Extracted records

-=-=-

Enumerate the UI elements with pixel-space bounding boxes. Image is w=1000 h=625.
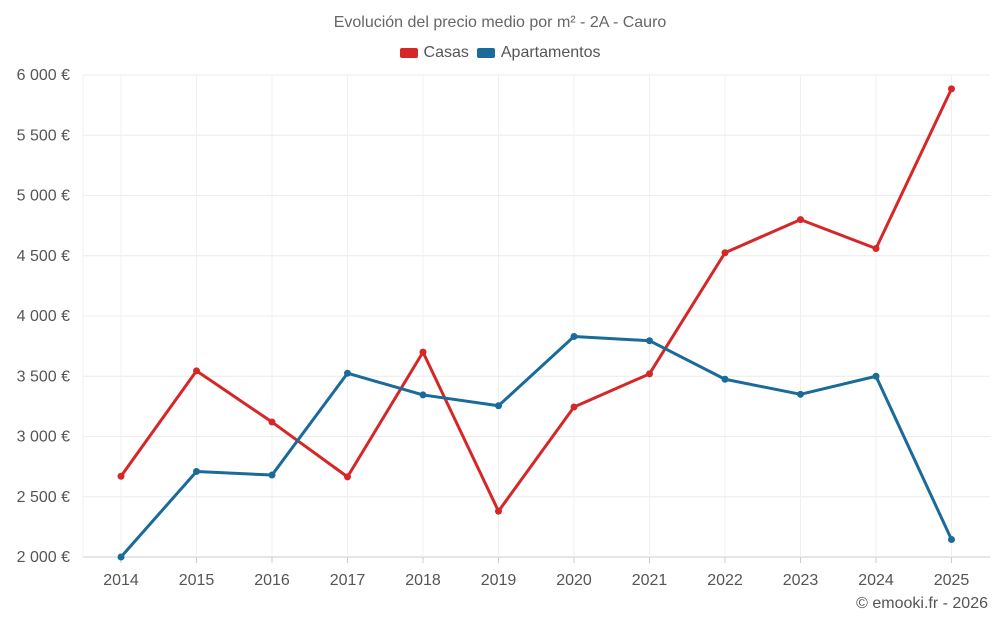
data-point-casas — [193, 367, 200, 375]
y-tick-label: 3 500 € — [17, 368, 70, 385]
y-tick-label: 3 000 € — [17, 429, 70, 446]
legend-label-apartamentos: Apartamentos — [500, 44, 601, 61]
y-tick-label: 5 500 € — [17, 127, 70, 144]
data-point-casas — [268, 418, 276, 426]
credit-text: © emooki.fr - 2026 — [856, 595, 988, 612]
data-point-apartamentos — [721, 375, 729, 383]
legend-swatch-apartamentos — [476, 48, 495, 58]
data-point-casas — [721, 249, 729, 257]
data-point-apartamentos — [646, 337, 653, 345]
data-point-casas — [117, 472, 125, 480]
y-tick-label: 4 000 € — [17, 308, 70, 325]
data-point-casas — [570, 403, 578, 411]
y-tick-label: 2 500 € — [17, 489, 70, 506]
x-tick-label: 2018 — [405, 572, 441, 589]
y-tick-label: 6 000 € — [17, 67, 70, 84]
x-tick-label: 2019 — [481, 572, 517, 589]
data-point-apartamentos — [117, 553, 125, 561]
x-tick-label: 2016 — [254, 572, 290, 589]
x-tick-label: 2015 — [179, 572, 215, 589]
data-point-apartamentos — [570, 332, 578, 340]
data-point-casas — [495, 507, 502, 515]
chart-title: Evolución del precio medio por m² - 2A -… — [333, 14, 667, 31]
data-point-apartamentos — [797, 390, 804, 398]
data-point-apartamentos — [419, 391, 427, 399]
y-tick-label: 2 000 € — [17, 549, 70, 566]
x-tick-label: 2021 — [632, 572, 668, 589]
data-point-apartamentos — [193, 467, 200, 475]
legend-label-casas: Casas — [423, 44, 469, 61]
data-point-casas — [797, 216, 804, 224]
legend-swatch-casas — [399, 48, 418, 58]
series-line-casas — [119, 87, 953, 513]
data-point-apartamentos — [495, 402, 502, 410]
data-point-casas — [872, 245, 880, 253]
data-point-apartamentos — [872, 372, 880, 380]
x-tick-label: 2020 — [556, 572, 592, 589]
y-tick-label: 4 500 € — [17, 248, 70, 265]
x-tick-label: 2014 — [103, 572, 139, 589]
data-point-apartamentos — [268, 471, 276, 479]
x-tick-label: 2023 — [783, 572, 819, 589]
x-tick-label: 2017 — [330, 572, 366, 589]
data-point-casas — [419, 348, 427, 356]
legend: Casas Apartamentos — [0, 44, 1000, 62]
legend-item-apartamentos[interactable]: Apartamentos — [476, 44, 601, 62]
y-tick-label: 5 000 € — [17, 188, 70, 205]
data-point-casas — [948, 85, 955, 93]
data-point-apartamentos — [948, 536, 955, 544]
x-tick-label: 2024 — [858, 572, 894, 589]
legend-item-casas[interactable]: Casas — [399, 44, 469, 62]
data-point-casas — [646, 370, 653, 378]
x-tick-label: 2025 — [934, 572, 970, 589]
series-line-apartamentos — [119, 334, 953, 559]
x-tick-label: 2022 — [707, 572, 743, 589]
data-point-apartamentos — [344, 369, 351, 377]
data-point-casas — [344, 473, 351, 481]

-=-=-

:: PROBLEM REQUIREMENTS ::
Lay out every line above as a JSON list of strings, one string per line, skipping blank lines and leaving the pictures out.

:: RESPONSE ::
[
  "Enumerate the UI elements with pixel-space bounding boxes. Image is w=1000 h=625.",
  "data-point-casas — [193, 367, 200, 375]",
  "y-tick-label: 3 500 € — [17, 368, 70, 385]",
  "y-tick-label: 3 000 € — [17, 429, 70, 446]",
  "legend-label-apartamentos: Apartamentos — [500, 44, 601, 61]",
  "y-tick-label: 5 500 € — [17, 127, 70, 144]",
  "data-point-casas — [268, 418, 276, 426]",
  "credit-text: © emooki.fr - 2026 — [856, 595, 988, 612]",
  "data-point-apartamentos — [721, 375, 729, 383]",
  "legend-swatch-apartamentos — [476, 48, 495, 58]",
  "data-point-casas — [721, 249, 729, 257]",
  "data-point-apartamentos — [646, 337, 653, 345]",
  "data-point-casas — [117, 472, 125, 480]",
  "y-tick-label: 4 000 € — [17, 308, 70, 325]",
  "data-point-casas — [570, 403, 578, 411]",
  "y-tick-label: 2 500 € — [17, 489, 70, 506]",
  "x-tick-label: 2018 — [405, 572, 441, 589]",
  "y-tick-label: 6 000 € — [17, 67, 70, 84]",
  "x-tick-label: 2019 — [481, 572, 517, 589]",
  "data-point-apartamentos — [117, 553, 125, 561]",
  "x-tick-label: 2016 — [254, 572, 290, 589]",
  "x-tick-label: 2015 — [179, 572, 215, 589]",
  "data-point-apartamentos — [570, 332, 578, 340]",
  "data-point-casas — [495, 507, 502, 515]",
  "chart-title: Evolución del precio medio por m² - 2A -… — [333, 14, 667, 31]",
  "data-point-apartamentos — [797, 390, 804, 398]",
  "data-point-apartamentos — [419, 391, 427, 399]",
  "y-tick-label: 2 000 € — [17, 549, 70, 566]",
  "x-tick-label: 2021 — [632, 572, 668, 589]",
  "data-point-apartamentos — [193, 467, 200, 475]",
  "legend-label-casas: Casas — [423, 44, 469, 61]",
  "data-point-casas — [797, 216, 804, 224]",
  "legend-swatch-casas — [399, 48, 418, 58]",
  "series-line-casas — [119, 87, 953, 513]",
  "data-point-apartamentos — [495, 402, 502, 410]",
  "data-point-casas — [872, 245, 880, 253]",
  "data-point-apartamentos — [872, 372, 880, 380]",
  "x-tick-label: 2020 — [556, 572, 592, 589]",
  "y-tick-label: 4 500 € — [17, 248, 70, 265]",
  "x-tick-label: 2014 — [103, 572, 139, 589]",
  "data-point-apartamentos — [268, 471, 276, 479]",
  "x-tick-label: 2023 — [783, 572, 819, 589]",
  "x-tick-label: 2017 — [330, 572, 366, 589]",
  "data-point-casas — [419, 348, 427, 356]",
  "legend: Casas Apartamentos — [0, 44, 1000, 62]",
  "legend-item-apartamentos[interactable]: Apartamentos — [476, 44, 601, 62]",
  "y-tick-label: 5 000 € — [17, 188, 70, 205]",
  "data-point-casas — [948, 85, 955, 93]",
  "data-point-apartamentos — [948, 536, 955, 544]",
  "x-tick-label: 2024 — [858, 572, 894, 589]",
  "legend-item-casas[interactable]: Casas — [399, 44, 469, 62]",
  "data-point-casas — [646, 370, 653, 378]",
  "x-tick-label: 2025 — [934, 572, 970, 589]",
  "series-line-apartamentos — [119, 334, 953, 559]",
  "x-tick-label: 2022 — [707, 572, 743, 589]",
  "data-point-apartamentos — [344, 369, 351, 377]",
  "data-point-casas — [344, 473, 351, 481]"
]